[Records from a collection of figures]
- - - -
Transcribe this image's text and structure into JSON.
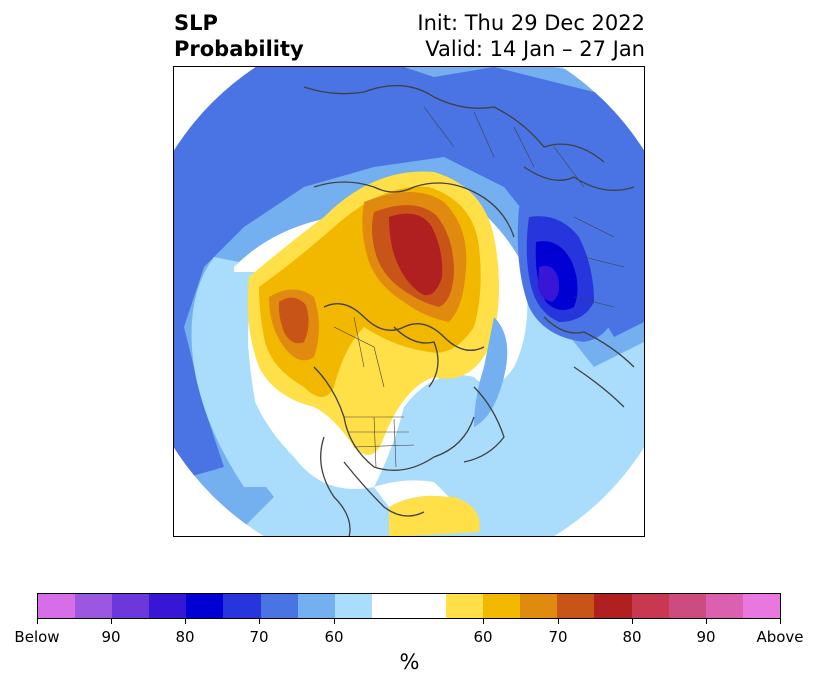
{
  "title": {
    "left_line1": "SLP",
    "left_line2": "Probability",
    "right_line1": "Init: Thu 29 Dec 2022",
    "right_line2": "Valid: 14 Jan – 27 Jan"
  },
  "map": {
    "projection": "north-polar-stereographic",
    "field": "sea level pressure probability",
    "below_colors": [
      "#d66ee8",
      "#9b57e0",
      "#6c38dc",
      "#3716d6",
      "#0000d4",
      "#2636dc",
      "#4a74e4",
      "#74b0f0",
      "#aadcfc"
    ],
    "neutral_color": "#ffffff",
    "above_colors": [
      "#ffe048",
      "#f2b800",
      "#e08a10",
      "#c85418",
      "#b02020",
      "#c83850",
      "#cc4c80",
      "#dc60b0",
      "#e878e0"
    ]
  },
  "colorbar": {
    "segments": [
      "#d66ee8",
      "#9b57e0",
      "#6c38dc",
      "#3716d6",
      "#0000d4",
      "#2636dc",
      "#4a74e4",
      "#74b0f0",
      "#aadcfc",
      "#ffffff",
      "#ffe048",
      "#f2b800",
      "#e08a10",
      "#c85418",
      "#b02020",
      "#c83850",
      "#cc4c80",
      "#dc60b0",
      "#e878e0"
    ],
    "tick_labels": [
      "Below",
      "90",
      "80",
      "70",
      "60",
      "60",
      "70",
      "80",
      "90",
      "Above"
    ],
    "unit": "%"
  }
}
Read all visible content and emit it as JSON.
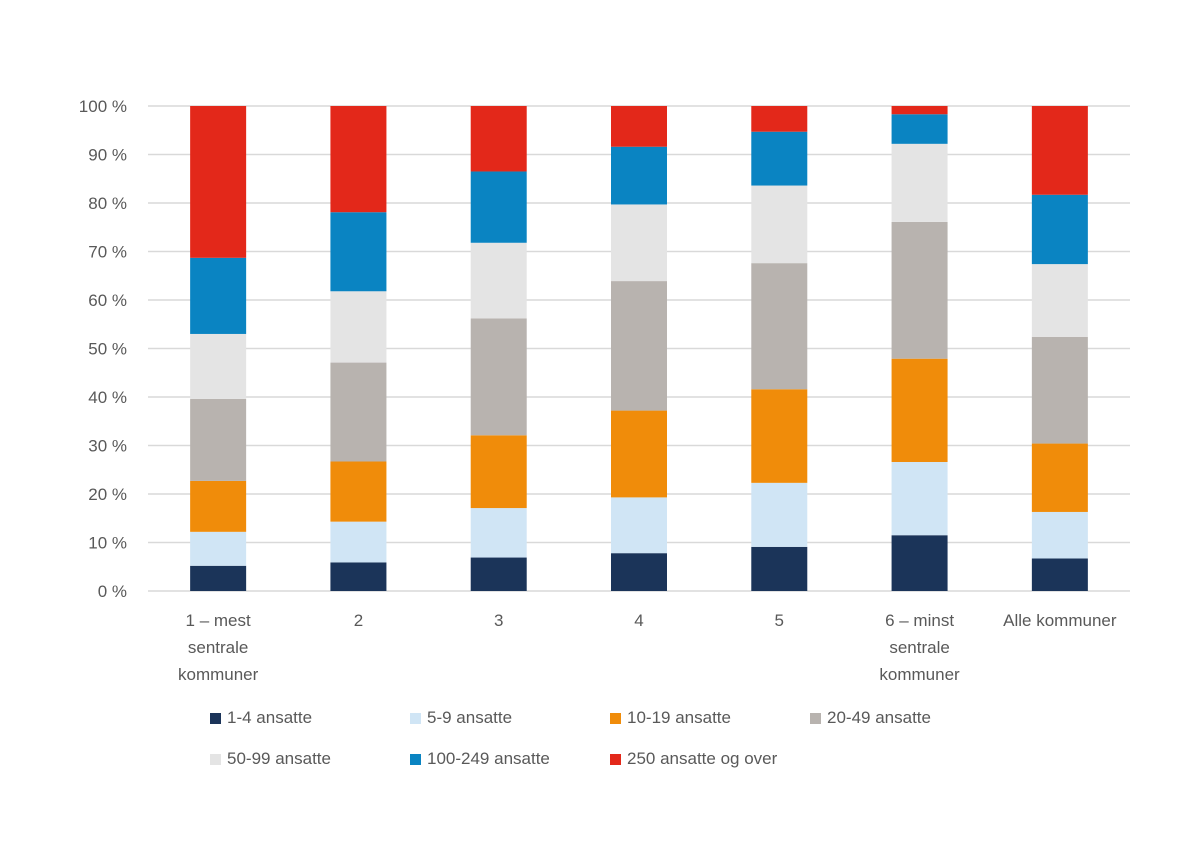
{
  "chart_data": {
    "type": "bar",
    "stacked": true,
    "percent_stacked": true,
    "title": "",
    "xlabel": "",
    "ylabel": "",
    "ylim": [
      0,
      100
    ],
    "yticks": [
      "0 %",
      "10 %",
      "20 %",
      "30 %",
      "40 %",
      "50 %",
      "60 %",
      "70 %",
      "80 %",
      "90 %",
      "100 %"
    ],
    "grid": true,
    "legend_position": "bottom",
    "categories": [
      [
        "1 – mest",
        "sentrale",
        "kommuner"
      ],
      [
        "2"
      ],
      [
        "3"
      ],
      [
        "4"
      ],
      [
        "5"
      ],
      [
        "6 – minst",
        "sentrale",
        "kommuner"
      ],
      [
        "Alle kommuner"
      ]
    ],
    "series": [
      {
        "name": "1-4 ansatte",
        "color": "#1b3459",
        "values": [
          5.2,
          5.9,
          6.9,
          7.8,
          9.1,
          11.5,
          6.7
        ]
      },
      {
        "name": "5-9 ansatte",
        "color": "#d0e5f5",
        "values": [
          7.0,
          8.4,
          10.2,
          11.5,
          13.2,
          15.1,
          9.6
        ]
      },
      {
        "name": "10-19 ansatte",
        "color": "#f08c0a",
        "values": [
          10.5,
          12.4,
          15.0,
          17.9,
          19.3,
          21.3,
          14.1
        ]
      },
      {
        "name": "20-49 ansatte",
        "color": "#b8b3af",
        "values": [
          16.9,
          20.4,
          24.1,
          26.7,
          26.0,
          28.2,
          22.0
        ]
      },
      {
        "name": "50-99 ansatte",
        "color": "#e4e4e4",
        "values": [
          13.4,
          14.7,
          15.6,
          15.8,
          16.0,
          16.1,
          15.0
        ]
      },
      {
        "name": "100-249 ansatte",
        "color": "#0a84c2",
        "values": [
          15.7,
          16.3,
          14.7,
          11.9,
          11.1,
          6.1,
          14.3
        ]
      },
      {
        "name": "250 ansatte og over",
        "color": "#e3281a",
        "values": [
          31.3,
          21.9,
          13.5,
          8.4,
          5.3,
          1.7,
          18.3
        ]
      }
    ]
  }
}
- - - -
## Challenge
In your copy, leave out the pictures and reproduce the material above exactly.

## Solution to the exercise
Transcribe this image's text and structure into JSON.
{
  "title": {
    "left_line1": "SLP",
    "left_line2": "Probability",
    "right_line1": "Init: Thu 29 Dec 2022",
    "right_line2": "Valid: 14 Jan – 27 Jan"
  },
  "map": {
    "projection": "north-polar-stereographic",
    "field": "sea level pressure probability",
    "below_colors": [
      "#d66ee8",
      "#9b57e0",
      "#6c38dc",
      "#3716d6",
      "#0000d4",
      "#2636dc",
      "#4a74e4",
      "#74b0f0",
      "#aadcfc"
    ],
    "neutral_color": "#ffffff",
    "above_colors": [
      "#ffe048",
      "#f2b800",
      "#e08a10",
      "#c85418",
      "#b02020",
      "#c83850",
      "#cc4c80",
      "#dc60b0",
      "#e878e0"
    ]
  },
  "colorbar": {
    "segments": [
      "#d66ee8",
      "#9b57e0",
      "#6c38dc",
      "#3716d6",
      "#0000d4",
      "#2636dc",
      "#4a74e4",
      "#74b0f0",
      "#aadcfc",
      "#ffffff",
      "#ffe048",
      "#f2b800",
      "#e08a10",
      "#c85418",
      "#b02020",
      "#c83850",
      "#cc4c80",
      "#dc60b0",
      "#e878e0"
    ],
    "tick_labels": [
      "Below",
      "90",
      "80",
      "70",
      "60",
      "60",
      "70",
      "80",
      "90",
      "Above"
    ],
    "unit": "%"
  }
}
Read all visible content and emit it as JSON.
{
  "chart_data": {
    "type": "bar",
    "stacked": true,
    "percent_stacked": true,
    "title": "",
    "xlabel": "",
    "ylabel": "",
    "ylim": [
      0,
      100
    ],
    "yticks": [
      "0 %",
      "10 %",
      "20 %",
      "30 %",
      "40 %",
      "50 %",
      "60 %",
      "70 %",
      "80 %",
      "90 %",
      "100 %"
    ],
    "grid": true,
    "legend_position": "bottom",
    "categories": [
      [
        "1 – mest",
        "sentrale",
        "kommuner"
      ],
      [
        "2"
      ],
      [
        "3"
      ],
      [
        "4"
      ],
      [
        "5"
      ],
      [
        "6 – minst",
        "sentrale",
        "kommuner"
      ],
      [
        "Alle kommuner"
      ]
    ],
    "series": [
      {
        "name": "1-4 ansatte",
        "color": "#1b3459",
        "values": [
          5.2,
          5.9,
          6.9,
          7.8,
          9.1,
          11.5,
          6.7
        ]
      },
      {
        "name": "5-9 ansatte",
        "color": "#d0e5f5",
        "values": [
          7.0,
          8.4,
          10.2,
          11.5,
          13.2,
          15.1,
          9.6
        ]
      },
      {
        "name": "10-19 ansatte",
        "color": "#f08c0a",
        "values": [
          10.5,
          12.4,
          15.0,
          17.9,
          19.3,
          21.3,
          14.1
        ]
      },
      {
        "name": "20-49 ansatte",
        "color": "#b8b3af",
        "values": [
          16.9,
          20.4,
          24.1,
          26.7,
          26.0,
          28.2,
          22.0
        ]
      },
      {
        "name": "50-99 ansatte",
        "color": "#e4e4e4",
        "values": [
          13.4,
          14.7,
          15.6,
          15.8,
          16.0,
          16.1,
          15.0
        ]
      },
      {
        "name": "100-249 ansatte",
        "color": "#0a84c2",
        "values": [
          15.7,
          16.3,
          14.7,
          11.9,
          11.1,
          6.1,
          14.3
        ]
      },
      {
        "name": "250 ansatte og over",
        "color": "#e3281a",
        "values": [
          31.3,
          21.9,
          13.5,
          8.4,
          5.3,
          1.7,
          18.3
        ]
      }
    ]
  }
}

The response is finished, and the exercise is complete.